◆ Text provided ◆
[START]

NFO ARCHIVES | RANK FUNDS

 Summary
  • Type
  • Open-ended Arbitrage
  • Benchmark
  • CRISIL Liquid Fund Index
  • Min. Investment
  • Rs 25,000
  • Face Value
  • Rs 10
  • Entry Load
  • Nil
  • Exit Load
  • 0.25%*
  • Issue Opens
  • September 15, 2006
  • Issue Closes
  • October 13, 2006
    * For investments less than Rs 5 m made during the NFO period, an exit load of 0.25% will be charged on exit upto April 20, 2007. For investment of Rs 5 m and above, there will be no exit load.

     Investment Objective*

    To provide capital appreciation and regular income for unitholders by identifying profitable arbitrage opportunities between the spot and derivative market segments as also through investment of surplus cash in debt and money market instruments.
    *Source: Offer document

     Is this fund for you?

    SBI Arbitrage Opportunities Fund (SBI-AOF) is an open-ended equity oriented fund. The fund proposes to capitalise on the arbitrage opportunities arising out of mis-pricing of stocks in the equities and derivatives (Futures & Options) markets.

    An arbitrage opportunity arises due to market inefficiencies, which in turn results in mis-pricing in prices of stocks or other instruments in two or more markets. SBI-AOF seeks to exploit such mis-pricing opportunities arising in equities and derivatives markets. In the absence of profitable arbitrage opportunities, the fund will hold its assets in debt and money market instruments.

    Besides adopting the most commonly used arbitrage strategy of purchasing stocks in equity markets and simultaneously selling futures contract of the same stocks, SBI-AOF will use other complex strategies as permitted by SEBI (Security and Exchange Board of India).

    An important feature of an arbitrage strategy is that it can act as a safeguard against market volatility as both the buying and selling legs offset each other. The returns in an arbitrage transaction are locked at the time of the transaction. In that respect, the fund offers a relatively low-risk investment option for investors.

    Being an arbitrage fund, SBI-AOF relies exclusively on mis-pricing of securities in the cash and derivatives markets. There could be occasions when mis-pricing opportunities are rare and difficult to spot; it will require an active fund manager to spot these limited opportunities. Also simultaneous trades in different markets increase the transaction cost considerably; this could have an adverse impact on the returns of the fund.

  • How mutual funds use derivatives

    Before investing in SBI-AOF or any other arbitrage fund, investors must know that despite investing in both, equity and derivatives market, these are not like conventional diversified equity funds. This is because the returns generated by these funds are based purely on mis-pricing (across markets) and not from investments in the cash market (which is how equity funds generate a return). Therefore, expectations of returns from arbitrage funds must be tempered.

[END]

◆ Saved data entries ◆

[START]

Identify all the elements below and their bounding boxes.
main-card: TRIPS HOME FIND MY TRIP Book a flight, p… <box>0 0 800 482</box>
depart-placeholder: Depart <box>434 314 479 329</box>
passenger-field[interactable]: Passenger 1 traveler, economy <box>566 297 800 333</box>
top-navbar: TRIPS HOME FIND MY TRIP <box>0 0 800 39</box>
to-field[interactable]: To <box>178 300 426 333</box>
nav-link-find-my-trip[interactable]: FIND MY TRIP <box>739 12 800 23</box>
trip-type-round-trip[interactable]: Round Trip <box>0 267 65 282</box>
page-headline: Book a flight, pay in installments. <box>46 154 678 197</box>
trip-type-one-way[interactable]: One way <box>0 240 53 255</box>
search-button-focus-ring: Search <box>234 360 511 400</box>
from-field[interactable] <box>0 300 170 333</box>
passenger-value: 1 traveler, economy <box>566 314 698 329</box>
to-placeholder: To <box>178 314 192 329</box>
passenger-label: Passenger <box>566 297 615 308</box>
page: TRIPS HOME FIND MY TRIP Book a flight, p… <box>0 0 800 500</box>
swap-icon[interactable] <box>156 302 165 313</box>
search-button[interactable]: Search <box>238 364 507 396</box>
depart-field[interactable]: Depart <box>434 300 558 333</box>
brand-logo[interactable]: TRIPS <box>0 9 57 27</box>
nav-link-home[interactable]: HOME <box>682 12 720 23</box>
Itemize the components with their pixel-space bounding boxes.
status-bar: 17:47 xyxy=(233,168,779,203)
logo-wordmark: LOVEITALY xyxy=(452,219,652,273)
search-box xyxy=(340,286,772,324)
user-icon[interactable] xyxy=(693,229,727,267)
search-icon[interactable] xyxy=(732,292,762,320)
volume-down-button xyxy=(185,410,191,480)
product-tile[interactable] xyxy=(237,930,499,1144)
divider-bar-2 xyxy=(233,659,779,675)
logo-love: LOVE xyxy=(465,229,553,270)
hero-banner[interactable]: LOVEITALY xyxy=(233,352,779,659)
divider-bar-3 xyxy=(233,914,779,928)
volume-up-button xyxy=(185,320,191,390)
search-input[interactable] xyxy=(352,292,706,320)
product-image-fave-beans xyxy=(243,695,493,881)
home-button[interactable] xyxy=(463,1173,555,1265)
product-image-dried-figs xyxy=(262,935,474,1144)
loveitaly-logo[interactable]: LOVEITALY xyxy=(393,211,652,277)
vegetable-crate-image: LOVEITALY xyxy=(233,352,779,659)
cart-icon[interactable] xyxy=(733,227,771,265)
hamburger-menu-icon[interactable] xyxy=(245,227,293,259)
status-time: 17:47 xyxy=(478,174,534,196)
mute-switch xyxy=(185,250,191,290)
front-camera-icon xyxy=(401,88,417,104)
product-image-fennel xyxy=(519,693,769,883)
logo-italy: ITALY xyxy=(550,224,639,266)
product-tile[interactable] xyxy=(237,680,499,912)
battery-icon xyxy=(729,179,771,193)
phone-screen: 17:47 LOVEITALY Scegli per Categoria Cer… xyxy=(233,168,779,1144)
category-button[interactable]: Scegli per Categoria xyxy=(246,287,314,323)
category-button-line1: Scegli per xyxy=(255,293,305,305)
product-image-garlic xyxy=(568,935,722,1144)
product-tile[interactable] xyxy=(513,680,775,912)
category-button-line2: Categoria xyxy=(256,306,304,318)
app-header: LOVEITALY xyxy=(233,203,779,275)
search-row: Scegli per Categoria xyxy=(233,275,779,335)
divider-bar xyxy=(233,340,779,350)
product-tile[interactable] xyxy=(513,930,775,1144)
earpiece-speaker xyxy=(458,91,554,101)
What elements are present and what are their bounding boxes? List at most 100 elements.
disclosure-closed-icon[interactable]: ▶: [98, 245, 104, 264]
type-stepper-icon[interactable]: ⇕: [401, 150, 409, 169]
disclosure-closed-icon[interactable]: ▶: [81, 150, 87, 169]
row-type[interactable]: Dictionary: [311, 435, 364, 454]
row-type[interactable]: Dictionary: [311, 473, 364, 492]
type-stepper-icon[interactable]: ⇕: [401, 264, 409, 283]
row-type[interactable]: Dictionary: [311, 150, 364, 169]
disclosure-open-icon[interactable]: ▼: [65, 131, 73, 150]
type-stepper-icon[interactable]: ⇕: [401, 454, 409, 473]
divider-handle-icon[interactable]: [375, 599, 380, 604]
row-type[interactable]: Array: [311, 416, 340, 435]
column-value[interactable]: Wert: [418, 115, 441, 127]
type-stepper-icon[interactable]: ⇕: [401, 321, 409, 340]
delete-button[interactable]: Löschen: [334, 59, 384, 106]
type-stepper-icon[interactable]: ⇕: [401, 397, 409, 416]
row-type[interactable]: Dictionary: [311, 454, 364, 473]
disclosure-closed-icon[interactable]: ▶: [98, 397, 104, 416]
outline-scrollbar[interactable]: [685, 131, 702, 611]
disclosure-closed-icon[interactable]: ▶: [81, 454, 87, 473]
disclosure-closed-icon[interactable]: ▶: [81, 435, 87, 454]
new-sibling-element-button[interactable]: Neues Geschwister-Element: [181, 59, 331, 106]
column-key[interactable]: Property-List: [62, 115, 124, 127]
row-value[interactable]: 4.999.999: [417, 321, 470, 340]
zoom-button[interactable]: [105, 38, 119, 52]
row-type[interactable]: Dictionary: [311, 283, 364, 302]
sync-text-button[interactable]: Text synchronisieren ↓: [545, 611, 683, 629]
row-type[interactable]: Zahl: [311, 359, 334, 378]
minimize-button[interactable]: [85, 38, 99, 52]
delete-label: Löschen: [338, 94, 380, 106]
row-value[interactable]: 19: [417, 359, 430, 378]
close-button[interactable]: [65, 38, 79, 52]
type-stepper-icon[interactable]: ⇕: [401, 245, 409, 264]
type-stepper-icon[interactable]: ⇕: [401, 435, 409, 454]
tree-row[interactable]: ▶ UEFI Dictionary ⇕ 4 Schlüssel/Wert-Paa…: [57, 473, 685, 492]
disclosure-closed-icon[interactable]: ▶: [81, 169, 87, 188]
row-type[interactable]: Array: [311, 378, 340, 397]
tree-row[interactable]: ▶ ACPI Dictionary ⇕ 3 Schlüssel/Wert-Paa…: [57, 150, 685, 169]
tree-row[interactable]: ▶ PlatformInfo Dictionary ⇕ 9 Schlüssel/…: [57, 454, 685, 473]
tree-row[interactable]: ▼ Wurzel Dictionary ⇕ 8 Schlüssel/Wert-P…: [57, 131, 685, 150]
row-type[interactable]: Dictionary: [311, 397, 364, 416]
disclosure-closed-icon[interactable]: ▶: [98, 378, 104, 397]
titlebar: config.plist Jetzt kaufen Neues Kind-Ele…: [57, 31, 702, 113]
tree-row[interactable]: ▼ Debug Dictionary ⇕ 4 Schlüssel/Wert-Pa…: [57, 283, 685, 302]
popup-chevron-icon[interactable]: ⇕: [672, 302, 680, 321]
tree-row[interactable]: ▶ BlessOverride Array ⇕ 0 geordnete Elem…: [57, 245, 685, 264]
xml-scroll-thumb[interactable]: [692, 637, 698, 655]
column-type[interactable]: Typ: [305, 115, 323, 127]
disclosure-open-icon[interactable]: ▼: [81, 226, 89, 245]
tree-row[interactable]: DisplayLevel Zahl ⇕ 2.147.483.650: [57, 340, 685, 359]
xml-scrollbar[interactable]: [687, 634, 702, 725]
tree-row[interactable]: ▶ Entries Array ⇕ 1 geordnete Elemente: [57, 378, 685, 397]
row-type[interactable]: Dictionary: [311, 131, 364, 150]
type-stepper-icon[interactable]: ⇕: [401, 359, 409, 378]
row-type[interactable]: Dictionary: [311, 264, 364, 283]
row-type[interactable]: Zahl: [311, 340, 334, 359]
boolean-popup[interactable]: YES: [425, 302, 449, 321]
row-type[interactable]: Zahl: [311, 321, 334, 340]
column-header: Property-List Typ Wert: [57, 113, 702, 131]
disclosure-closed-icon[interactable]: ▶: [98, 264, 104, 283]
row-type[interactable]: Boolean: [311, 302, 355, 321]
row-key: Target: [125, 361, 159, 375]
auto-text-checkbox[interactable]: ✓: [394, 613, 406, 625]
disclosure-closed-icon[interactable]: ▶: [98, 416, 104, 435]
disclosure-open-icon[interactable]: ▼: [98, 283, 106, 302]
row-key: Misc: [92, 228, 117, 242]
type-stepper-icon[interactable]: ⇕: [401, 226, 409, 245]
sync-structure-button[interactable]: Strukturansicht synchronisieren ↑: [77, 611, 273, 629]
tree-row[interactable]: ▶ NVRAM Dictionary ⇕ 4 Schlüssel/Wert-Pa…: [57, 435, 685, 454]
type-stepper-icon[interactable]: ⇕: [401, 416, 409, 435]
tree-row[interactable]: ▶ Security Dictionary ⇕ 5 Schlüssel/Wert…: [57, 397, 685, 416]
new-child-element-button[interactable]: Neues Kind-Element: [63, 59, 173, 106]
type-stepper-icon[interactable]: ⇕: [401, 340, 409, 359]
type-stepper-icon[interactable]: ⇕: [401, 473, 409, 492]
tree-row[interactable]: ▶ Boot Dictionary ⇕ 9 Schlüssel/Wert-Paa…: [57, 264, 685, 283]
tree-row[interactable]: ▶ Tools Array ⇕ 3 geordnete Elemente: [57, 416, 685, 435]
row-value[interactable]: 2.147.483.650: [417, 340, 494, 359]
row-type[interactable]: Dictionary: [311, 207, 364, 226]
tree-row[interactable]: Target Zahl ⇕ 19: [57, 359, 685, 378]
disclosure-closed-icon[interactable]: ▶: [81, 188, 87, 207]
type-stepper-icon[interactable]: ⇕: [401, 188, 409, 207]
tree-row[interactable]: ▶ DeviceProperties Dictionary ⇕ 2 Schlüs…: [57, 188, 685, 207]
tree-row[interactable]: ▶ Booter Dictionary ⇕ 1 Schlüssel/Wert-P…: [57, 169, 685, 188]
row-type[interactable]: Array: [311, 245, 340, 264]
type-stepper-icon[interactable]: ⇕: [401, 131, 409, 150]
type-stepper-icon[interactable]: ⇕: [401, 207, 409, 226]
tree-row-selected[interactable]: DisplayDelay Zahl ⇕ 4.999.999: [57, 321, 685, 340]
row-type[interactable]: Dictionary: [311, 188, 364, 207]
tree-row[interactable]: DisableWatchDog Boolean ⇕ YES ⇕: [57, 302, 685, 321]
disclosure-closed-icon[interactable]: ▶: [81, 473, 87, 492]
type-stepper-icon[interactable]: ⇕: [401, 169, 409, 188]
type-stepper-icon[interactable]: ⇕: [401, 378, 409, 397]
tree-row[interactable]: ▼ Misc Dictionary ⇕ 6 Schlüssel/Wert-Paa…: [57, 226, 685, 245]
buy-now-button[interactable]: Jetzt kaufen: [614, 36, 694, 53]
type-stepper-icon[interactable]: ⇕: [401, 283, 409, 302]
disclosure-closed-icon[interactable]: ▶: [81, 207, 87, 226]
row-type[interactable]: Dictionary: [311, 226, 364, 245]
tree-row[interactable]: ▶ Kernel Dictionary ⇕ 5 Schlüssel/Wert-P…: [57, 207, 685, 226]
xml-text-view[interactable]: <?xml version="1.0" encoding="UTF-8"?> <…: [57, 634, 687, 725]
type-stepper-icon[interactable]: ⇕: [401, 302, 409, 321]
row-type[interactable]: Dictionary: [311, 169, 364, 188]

[END]

◆ Exercises to complete ◆
1) Answer these questions using the text on the SBI Arbitrage Opportunities Fund:
(a) Which index is named as the fund's benchmark?
(b) On what date does the issue close?
(c) Where will the fund hold its assets when profitable arbitrage opportunities are absent?
2) Give every field label listed under "Summary" in the text on the SBI Arbitrage Opportunities Fund.

◆ Final results ◆
1)
(a) CRISIL Liquid Fund Index
(b) October 13, 2006
(c) In debt and money market instruments

2)
Type
Benchmark
Min. Investment
Face Value
Entry Load
Exit Load
Issue Opens
Issue Closes